>> START LISTED ENTRIES

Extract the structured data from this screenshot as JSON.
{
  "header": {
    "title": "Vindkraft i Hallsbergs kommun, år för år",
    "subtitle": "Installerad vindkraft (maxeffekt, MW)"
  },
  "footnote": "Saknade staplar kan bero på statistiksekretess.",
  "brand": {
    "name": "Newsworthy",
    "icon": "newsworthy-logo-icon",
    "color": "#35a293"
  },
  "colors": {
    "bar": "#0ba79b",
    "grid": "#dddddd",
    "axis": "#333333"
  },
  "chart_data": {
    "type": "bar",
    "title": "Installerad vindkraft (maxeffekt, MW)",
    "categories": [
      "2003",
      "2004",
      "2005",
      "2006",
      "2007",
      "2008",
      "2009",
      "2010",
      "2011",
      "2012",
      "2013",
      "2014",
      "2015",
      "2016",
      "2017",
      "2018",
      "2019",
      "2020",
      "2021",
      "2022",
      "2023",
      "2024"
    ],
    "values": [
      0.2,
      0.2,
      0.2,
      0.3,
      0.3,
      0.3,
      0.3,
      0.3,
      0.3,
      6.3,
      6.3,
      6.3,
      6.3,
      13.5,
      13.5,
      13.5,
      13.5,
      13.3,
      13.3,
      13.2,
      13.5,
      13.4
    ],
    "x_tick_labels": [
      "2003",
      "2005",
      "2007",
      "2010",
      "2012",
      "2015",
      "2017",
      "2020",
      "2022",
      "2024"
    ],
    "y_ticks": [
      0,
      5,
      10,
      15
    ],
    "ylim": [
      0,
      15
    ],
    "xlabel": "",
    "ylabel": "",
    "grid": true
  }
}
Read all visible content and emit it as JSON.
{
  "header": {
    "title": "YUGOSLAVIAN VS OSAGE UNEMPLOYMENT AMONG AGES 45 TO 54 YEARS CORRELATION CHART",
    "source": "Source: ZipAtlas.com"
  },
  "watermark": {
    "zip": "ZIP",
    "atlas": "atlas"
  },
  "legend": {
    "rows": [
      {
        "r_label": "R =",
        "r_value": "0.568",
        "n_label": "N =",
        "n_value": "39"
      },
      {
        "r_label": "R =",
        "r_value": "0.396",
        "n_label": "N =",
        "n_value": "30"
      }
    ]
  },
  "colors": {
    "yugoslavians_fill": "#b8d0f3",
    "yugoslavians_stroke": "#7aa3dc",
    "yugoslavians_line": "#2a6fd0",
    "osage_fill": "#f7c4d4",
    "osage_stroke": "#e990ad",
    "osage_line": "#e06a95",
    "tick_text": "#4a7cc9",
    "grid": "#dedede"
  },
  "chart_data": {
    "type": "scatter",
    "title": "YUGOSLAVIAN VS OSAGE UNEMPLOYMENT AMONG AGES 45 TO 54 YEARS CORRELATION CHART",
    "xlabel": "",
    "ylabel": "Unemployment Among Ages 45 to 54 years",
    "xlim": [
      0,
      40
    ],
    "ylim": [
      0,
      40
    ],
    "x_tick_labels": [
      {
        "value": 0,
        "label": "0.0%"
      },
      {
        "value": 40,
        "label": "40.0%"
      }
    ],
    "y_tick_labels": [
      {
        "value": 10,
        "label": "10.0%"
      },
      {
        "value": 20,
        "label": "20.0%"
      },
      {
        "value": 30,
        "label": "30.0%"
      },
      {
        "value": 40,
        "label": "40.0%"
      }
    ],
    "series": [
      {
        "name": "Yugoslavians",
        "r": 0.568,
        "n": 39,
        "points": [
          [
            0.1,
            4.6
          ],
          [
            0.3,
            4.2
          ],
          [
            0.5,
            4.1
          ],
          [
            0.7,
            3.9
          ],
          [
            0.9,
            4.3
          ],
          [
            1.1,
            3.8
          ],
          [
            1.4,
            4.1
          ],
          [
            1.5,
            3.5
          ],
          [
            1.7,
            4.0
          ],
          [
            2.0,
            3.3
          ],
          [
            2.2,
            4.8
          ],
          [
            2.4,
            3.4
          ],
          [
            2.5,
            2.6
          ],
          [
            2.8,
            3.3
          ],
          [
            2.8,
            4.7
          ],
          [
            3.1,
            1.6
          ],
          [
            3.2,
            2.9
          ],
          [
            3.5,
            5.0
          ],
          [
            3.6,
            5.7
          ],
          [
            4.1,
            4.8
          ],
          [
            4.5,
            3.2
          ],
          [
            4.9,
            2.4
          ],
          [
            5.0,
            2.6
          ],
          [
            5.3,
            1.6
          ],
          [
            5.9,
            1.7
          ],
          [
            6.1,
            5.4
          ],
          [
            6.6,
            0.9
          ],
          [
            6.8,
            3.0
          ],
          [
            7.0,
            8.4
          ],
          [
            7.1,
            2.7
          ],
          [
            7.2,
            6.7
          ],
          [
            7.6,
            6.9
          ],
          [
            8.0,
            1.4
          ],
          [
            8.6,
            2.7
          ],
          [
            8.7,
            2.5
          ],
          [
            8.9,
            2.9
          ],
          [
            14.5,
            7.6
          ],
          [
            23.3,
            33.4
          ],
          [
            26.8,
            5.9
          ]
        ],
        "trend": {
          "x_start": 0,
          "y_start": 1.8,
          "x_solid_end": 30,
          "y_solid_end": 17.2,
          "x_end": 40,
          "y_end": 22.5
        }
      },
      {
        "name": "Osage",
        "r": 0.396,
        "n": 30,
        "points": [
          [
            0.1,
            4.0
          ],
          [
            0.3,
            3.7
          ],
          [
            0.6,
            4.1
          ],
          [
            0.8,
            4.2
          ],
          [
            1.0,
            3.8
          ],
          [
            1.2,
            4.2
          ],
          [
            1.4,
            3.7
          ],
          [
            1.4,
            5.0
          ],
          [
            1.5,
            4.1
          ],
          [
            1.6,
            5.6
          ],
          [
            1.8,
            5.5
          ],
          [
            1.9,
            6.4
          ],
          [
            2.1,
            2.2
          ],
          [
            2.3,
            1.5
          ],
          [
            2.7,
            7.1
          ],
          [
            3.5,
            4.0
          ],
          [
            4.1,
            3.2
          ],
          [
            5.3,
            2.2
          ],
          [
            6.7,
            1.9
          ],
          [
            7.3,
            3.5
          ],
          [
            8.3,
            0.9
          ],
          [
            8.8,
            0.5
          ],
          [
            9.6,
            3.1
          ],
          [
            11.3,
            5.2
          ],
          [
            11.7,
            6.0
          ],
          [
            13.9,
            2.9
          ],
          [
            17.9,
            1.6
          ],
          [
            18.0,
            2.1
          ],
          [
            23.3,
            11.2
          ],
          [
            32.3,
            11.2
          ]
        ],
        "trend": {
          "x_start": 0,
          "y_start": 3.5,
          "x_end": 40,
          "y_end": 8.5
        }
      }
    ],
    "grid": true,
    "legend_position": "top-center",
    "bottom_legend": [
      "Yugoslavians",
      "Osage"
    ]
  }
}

>> END LISTED ENTRIES

▶ **DIRECTIVE**
Using the listing above, retype each line exactly.

▶ **RESPONSE**
Extract the structured data from this screenshot as JSON.
{
  "header": {
    "title": "Vindkraft i Hallsbergs kommun, år för år",
    "subtitle": "Installerad vindkraft (maxeffekt, MW)"
  },
  "footnote": "Saknade staplar kan bero på statistiksekretess.",
  "brand": {
    "name": "Newsworthy",
    "icon": "newsworthy-logo-icon",
    "color": "#35a293"
  },
  "colors": {
    "bar": "#0ba79b",
    "grid": "#dddddd",
    "axis": "#333333"
  },
  "chart_data": {
    "type": "bar",
    "title": "Installerad vindkraft (maxeffekt, MW)",
    "categories": [
      "2003",
      "2004",
      "2005",
      "2006",
      "2007",
      "2008",
      "2009",
      "2010",
      "2011",
      "2012",
      "2013",
      "2014",
      "2015",
      "2016",
      "2017",
      "2018",
      "2019",
      "2020",
      "2021",
      "2022",
      "2023",
      "2024"
    ],
    "values": [
      0.2,
      0.2,
      0.2,
      0.3,
      0.3,
      0.3,
      0.3,
      0.3,
      0.3,
      6.3,
      6.3,
      6.3,
      6.3,
      13.5,
      13.5,
      13.5,
      13.5,
      13.3,
      13.3,
      13.2,
      13.5,
      13.4
    ],
    "x_tick_labels": [
      "2003",
      "2005",
      "2007",
      "2010",
      "2012",
      "2015",
      "2017",
      "2020",
      "2022",
      "2024"
    ],
    "y_ticks": [
      0,
      5,
      10,
      15
    ],
    "ylim": [
      0,
      15
    ],
    "xlabel": "",
    "ylabel": "",
    "grid": true
  }
}
Read all visible content and emit it as JSON.
{
  "header": {
    "title": "YUGOSLAVIAN VS OSAGE UNEMPLOYMENT AMONG AGES 45 TO 54 YEARS CORRELATION CHART",
    "source": "Source: ZipAtlas.com"
  },
  "watermark": {
    "zip": "ZIP",
    "atlas": "atlas"
  },
  "legend": {
    "rows": [
      {
        "r_label": "R =",
        "r_value": "0.568",
        "n_label": "N =",
        "n_value": "39"
      },
      {
        "r_label": "R =",
        "r_value": "0.396",
        "n_label": "N =",
        "n_value": "30"
      }
    ]
  },
  "colors": {
    "yugoslavians_fill": "#b8d0f3",
    "yugoslavians_stroke": "#7aa3dc",
    "yugoslavians_line": "#2a6fd0",
    "osage_fill": "#f7c4d4",
    "osage_stroke": "#e990ad",
    "osage_line": "#e06a95",
    "tick_text": "#4a7cc9",
    "grid": "#dedede"
  },
  "chart_data": {
    "type": "scatter",
    "title": "YUGOSLAVIAN VS OSAGE UNEMPLOYMENT AMONG AGES 45 TO 54 YEARS CORRELATION CHART",
    "xlabel": "",
    "ylabel": "Unemployment Among Ages 45 to 54 years",
    "xlim": [
      0,
      40
    ],
    "ylim": [
      0,
      40
    ],
    "x_tick_labels": [
      {
        "value": 0,
        "label": "0.0%"
      },
      {
        "value": 40,
        "label": "40.0%"
      }
    ],
    "y_tick_labels": [
      {
        "value": 10,
        "label": "10.0%"
      },
      {
        "value": 20,
        "label": "20.0%"
      },
      {
        "value": 30,
        "label": "30.0%"
      },
      {
        "value": 40,
        "label": "40.0%"
      }
    ],
    "series": [
      {
        "name": "Yugoslavians",
        "r": 0.568,
        "n": 39,
        "points": [
          [
            0.1,
            4.6
          ],
          [
            0.3,
            4.2
          ],
          [
            0.5,
            4.1
          ],
          [
            0.7,
            3.9
          ],
          [
            0.9,
            4.3
          ],
          [
            1.1,
            3.8
          ],
          [
            1.4,
            4.1
          ],
          [
            1.5,
            3.5
          ],
          [
            1.7,
            4.0
          ],
          [
            2.0,
            3.3
          ],
          [
            2.2,
            4.8
          ],
          [
            2.4,
            3.4
          ],
          [
            2.5,
            2.6
          ],
          [
            2.8,
            3.3
          ],
          [
            2.8,
            4.7
          ],
          [
            3.1,
            1.6
          ],
          [
            3.2,
            2.9
          ],
          [
            3.5,
            5.0
          ],
          [
            3.6,
            5.7
          ],
          [
            4.1,
            4.8
          ],
          [
            4.5,
            3.2
          ],
          [
            4.9,
            2.4
          ],
          [
            5.0,
            2.6
          ],
          [
            5.3,
            1.6
          ],
          [
            5.9,
            1.7
          ],
          [
            6.1,
            5.4
          ],
          [
            6.6,
            0.9
          ],
          [
            6.8,
            3.0
          ],
          [
            7.0,
            8.4
          ],
          [
            7.1,
            2.7
          ],
          [
            7.2,
            6.7
          ],
          [
            7.6,
            6.9
          ],
          [
            8.0,
            1.4
          ],
          [
            8.6,
            2.7
          ],
          [
            8.7,
            2.5
          ],
          [
            8.9,
            2.9
          ],
          [
            14.5,
            7.6
          ],
          [
            23.3,
            33.4
          ],
          [
            26.8,
            5.9
          ]
        ],
        "trend": {
          "x_start": 0,
          "y_start": 1.8,
          "x_solid_end": 30,
          "y_solid_end": 17.2,
          "x_end": 40,
          "y_end": 22.5
        }
      },
      {
        "name": "Osage",
        "r": 0.396,
        "n": 30,
        "points": [
          [
            0.1,
            4.0
          ],
          [
            0.3,
            3.7
          ],
          [
            0.6,
            4.1
          ],
          [
            0.8,
            4.2
          ],
          [
            1.0,
            3.8
          ],
          [
            1.2,
            4.2
          ],
          [
            1.4,
            3.7
          ],
          [
            1.4,
            5.0
          ],
          [
            1.5,
            4.1
          ],
          [
            1.6,
            5.6
          ],
          [
            1.8,
            5.5
          ],
          [
            1.9,
            6.4
          ],
          [
            2.1,
            2.2
          ],
          [
            2.3,
            1.5
          ],
          [
            2.7,
            7.1
          ],
          [
            3.5,
            4.0
          ],
          [
            4.1,
            3.2
          ],
          [
            5.3,
            2.2
          ],
          [
            6.7,
            1.9
          ],
          [
            7.3,
            3.5
          ],
          [
            8.3,
            0.9
          ],
          [
            8.8,
            0.5
          ],
          [
            9.6,
            3.1
          ],
          [
            11.3,
            5.2
          ],
          [
            11.7,
            6.0
          ],
          [
            13.9,
            2.9
          ],
          [
            17.9,
            1.6
          ],
          [
            18.0,
            2.1
          ],
          [
            23.3,
            11.2
          ],
          [
            32.3,
            11.2
          ]
        ],
        "trend": {
          "x_start": 0,
          "y_start": 3.5,
          "x_end": 40,
          "y_end": 8.5
        }
      }
    ],
    "grid": true,
    "legend_position": "top-center",
    "bottom_legend": [
      "Yugoslavians",
      "Osage"
    ]
  }
}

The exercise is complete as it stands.